Locate and copy each line in the data that contains the word "View".
━━━━
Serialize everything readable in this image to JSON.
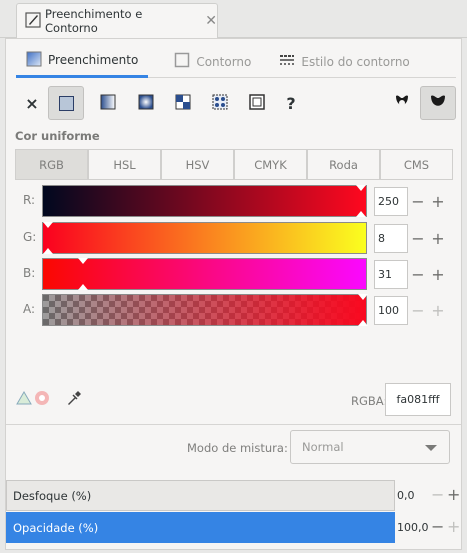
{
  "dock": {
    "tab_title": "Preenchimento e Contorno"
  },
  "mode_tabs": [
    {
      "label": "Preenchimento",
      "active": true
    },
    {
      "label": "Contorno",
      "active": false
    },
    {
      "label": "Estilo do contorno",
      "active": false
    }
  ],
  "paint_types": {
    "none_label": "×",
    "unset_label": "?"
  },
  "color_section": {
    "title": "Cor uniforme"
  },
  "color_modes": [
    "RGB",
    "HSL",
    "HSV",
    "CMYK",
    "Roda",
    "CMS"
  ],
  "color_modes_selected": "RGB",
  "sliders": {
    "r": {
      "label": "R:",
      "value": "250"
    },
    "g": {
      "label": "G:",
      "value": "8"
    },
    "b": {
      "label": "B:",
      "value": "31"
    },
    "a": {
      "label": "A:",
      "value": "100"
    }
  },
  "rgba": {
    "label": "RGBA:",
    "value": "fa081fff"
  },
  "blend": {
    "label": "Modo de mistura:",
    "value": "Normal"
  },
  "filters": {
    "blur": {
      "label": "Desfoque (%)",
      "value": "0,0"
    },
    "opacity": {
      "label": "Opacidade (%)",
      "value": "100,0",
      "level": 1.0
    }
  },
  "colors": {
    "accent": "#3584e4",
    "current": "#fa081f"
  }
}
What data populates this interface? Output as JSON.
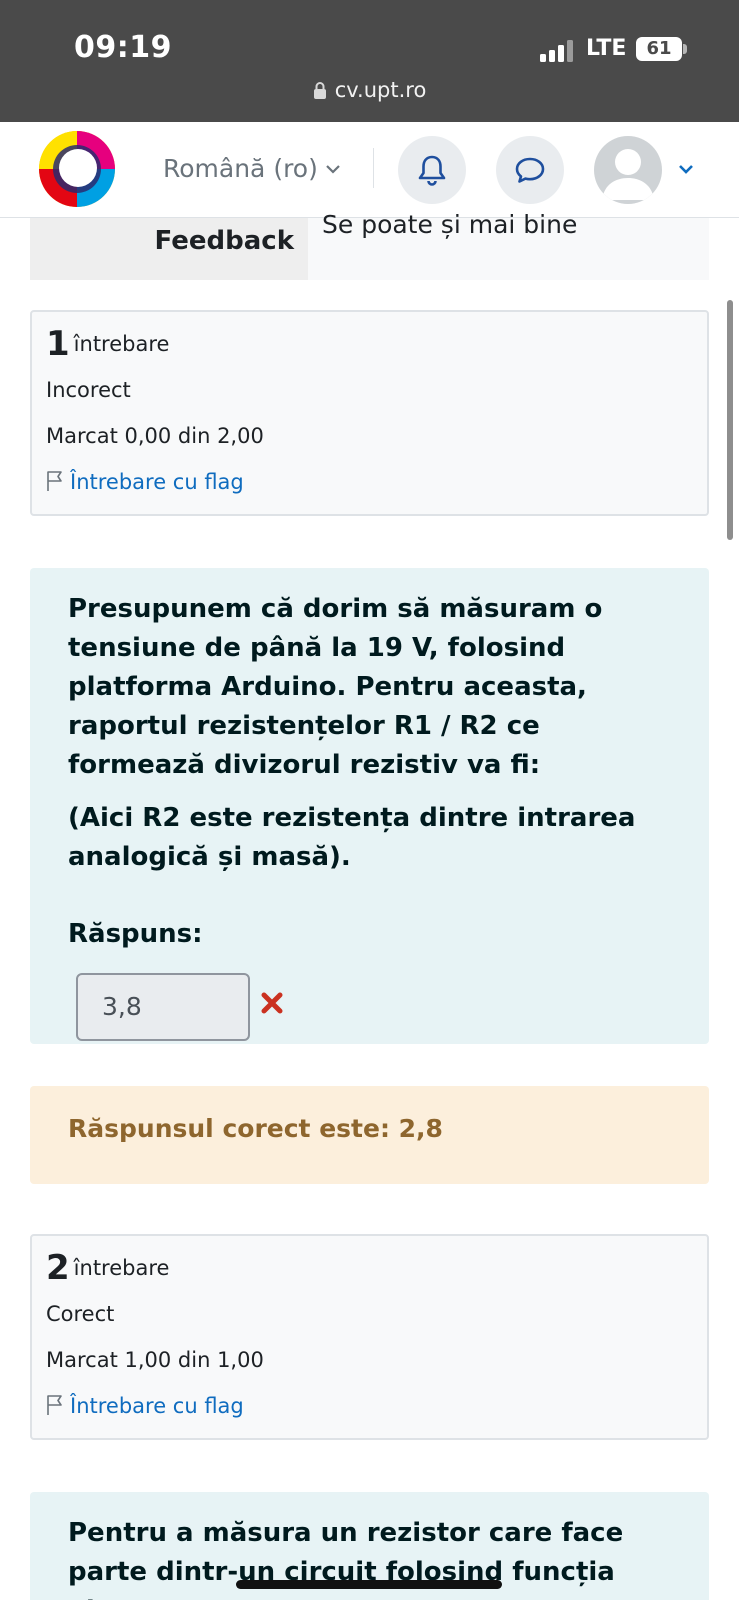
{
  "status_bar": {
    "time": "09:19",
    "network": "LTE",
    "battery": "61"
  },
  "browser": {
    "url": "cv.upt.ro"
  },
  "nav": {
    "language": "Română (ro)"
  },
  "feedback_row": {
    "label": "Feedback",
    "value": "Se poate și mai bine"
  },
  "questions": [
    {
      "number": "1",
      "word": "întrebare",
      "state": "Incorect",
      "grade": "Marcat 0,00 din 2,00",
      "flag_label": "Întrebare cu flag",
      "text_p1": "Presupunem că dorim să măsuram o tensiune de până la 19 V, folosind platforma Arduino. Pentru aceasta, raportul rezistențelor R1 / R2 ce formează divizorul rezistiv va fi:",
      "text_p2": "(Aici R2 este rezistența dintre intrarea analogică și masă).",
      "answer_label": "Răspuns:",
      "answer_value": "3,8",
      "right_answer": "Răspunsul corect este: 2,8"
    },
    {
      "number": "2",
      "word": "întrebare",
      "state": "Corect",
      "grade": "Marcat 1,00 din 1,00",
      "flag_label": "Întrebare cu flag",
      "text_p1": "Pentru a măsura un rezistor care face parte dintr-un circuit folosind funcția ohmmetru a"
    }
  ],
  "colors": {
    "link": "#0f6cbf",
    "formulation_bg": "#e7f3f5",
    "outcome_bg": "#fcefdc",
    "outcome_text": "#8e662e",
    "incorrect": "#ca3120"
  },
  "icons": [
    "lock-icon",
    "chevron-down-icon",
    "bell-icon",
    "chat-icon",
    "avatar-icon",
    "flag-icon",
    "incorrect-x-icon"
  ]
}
━━━━
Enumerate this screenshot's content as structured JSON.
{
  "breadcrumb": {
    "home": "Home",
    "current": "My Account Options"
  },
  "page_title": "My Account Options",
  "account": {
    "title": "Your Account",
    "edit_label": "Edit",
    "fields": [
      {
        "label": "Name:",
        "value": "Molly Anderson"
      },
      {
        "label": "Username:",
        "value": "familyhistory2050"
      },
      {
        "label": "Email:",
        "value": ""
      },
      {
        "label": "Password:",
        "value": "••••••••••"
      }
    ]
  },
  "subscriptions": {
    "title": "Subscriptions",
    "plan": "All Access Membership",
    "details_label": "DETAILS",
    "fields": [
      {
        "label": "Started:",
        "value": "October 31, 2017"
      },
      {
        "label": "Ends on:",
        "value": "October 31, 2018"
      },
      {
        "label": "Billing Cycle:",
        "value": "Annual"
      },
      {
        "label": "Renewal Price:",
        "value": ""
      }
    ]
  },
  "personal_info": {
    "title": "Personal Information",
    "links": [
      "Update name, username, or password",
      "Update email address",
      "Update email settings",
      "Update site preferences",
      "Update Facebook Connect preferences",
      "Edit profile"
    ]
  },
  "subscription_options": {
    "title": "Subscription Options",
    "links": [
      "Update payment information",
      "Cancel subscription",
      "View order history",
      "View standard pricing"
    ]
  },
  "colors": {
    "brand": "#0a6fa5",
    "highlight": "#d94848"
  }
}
━━━━
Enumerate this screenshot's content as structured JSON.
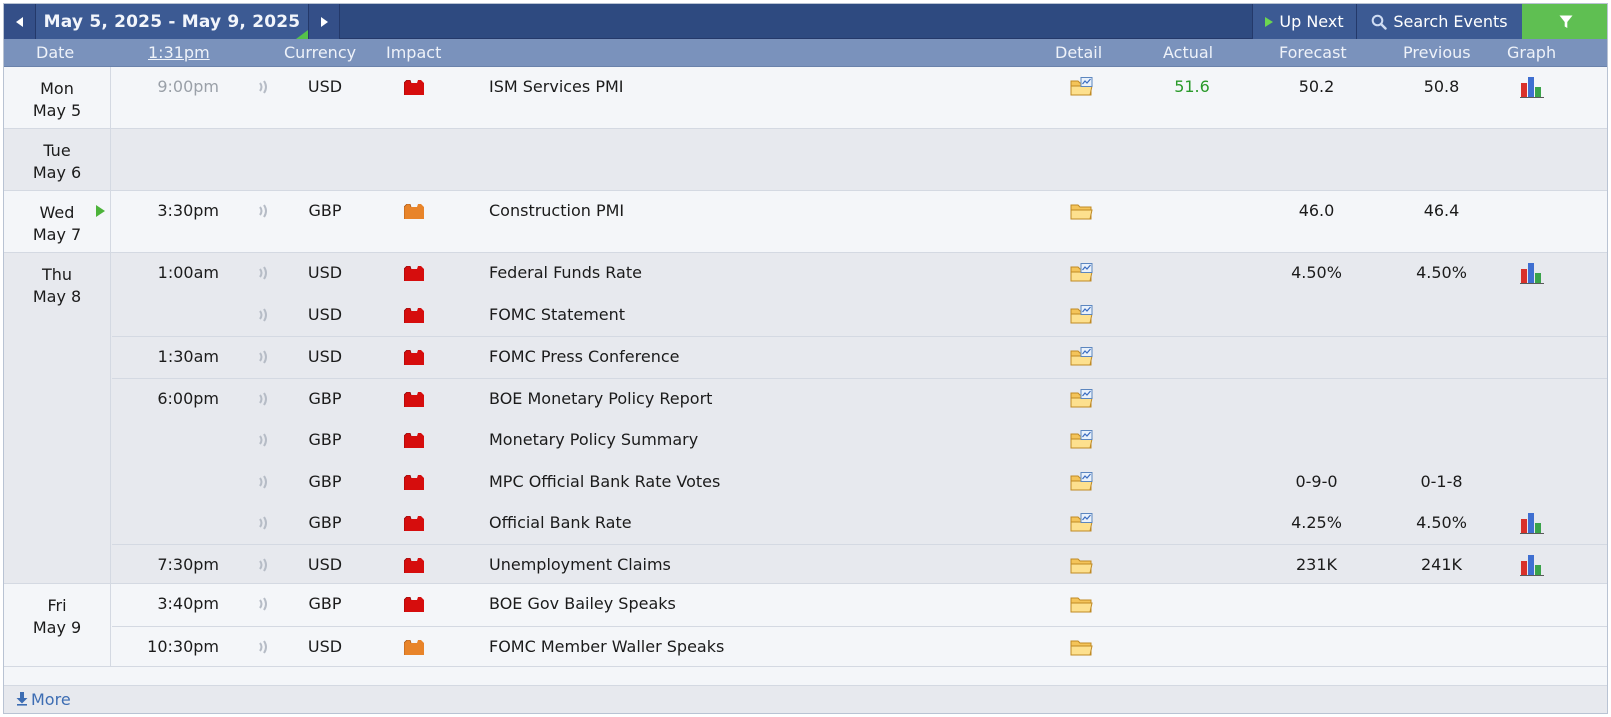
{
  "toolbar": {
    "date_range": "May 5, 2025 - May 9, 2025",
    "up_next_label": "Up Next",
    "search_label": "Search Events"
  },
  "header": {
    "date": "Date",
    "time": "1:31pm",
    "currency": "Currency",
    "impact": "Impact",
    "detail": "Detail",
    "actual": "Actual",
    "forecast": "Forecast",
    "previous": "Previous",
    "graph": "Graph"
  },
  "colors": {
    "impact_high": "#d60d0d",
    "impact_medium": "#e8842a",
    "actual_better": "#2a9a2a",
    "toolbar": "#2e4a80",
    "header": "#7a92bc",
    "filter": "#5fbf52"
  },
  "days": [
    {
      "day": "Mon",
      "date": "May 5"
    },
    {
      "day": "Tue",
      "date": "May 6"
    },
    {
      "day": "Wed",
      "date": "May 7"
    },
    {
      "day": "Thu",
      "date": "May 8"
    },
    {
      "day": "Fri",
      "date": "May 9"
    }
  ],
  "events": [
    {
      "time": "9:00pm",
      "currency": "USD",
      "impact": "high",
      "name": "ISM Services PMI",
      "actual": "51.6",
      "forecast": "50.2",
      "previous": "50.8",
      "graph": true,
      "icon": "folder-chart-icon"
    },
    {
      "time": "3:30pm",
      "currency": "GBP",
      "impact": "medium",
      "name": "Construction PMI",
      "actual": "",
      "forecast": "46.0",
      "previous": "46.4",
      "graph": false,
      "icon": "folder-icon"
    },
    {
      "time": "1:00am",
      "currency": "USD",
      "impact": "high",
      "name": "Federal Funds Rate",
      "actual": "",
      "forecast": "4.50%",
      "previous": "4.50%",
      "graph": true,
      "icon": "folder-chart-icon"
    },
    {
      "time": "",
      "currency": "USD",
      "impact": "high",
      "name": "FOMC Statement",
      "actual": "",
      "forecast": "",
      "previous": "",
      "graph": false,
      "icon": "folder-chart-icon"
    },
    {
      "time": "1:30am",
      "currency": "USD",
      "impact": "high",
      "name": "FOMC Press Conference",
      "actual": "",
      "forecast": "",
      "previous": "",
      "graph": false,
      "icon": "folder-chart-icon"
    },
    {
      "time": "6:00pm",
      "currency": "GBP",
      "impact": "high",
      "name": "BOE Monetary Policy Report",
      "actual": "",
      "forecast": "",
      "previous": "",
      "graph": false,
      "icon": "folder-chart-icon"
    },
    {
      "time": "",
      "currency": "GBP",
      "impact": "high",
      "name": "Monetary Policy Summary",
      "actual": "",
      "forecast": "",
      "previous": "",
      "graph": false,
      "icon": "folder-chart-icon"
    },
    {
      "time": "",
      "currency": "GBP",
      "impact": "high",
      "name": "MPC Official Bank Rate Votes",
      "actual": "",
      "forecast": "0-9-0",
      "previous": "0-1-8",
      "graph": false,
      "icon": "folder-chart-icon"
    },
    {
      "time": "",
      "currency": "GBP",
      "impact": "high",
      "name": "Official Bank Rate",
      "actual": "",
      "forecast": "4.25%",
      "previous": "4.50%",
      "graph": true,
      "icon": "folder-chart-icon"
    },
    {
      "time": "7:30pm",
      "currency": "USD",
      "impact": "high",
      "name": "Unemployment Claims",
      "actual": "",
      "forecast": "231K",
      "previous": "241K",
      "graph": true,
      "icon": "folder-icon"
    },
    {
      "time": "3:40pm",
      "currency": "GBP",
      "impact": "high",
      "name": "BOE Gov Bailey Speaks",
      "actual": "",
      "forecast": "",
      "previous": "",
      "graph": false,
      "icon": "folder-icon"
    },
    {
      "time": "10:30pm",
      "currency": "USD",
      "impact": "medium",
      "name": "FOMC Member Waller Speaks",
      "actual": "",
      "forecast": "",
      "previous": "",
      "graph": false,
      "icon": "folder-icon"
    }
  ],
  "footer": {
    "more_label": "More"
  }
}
━━━━
Result of the exercise -
      "View order history",
      "View standard pricing"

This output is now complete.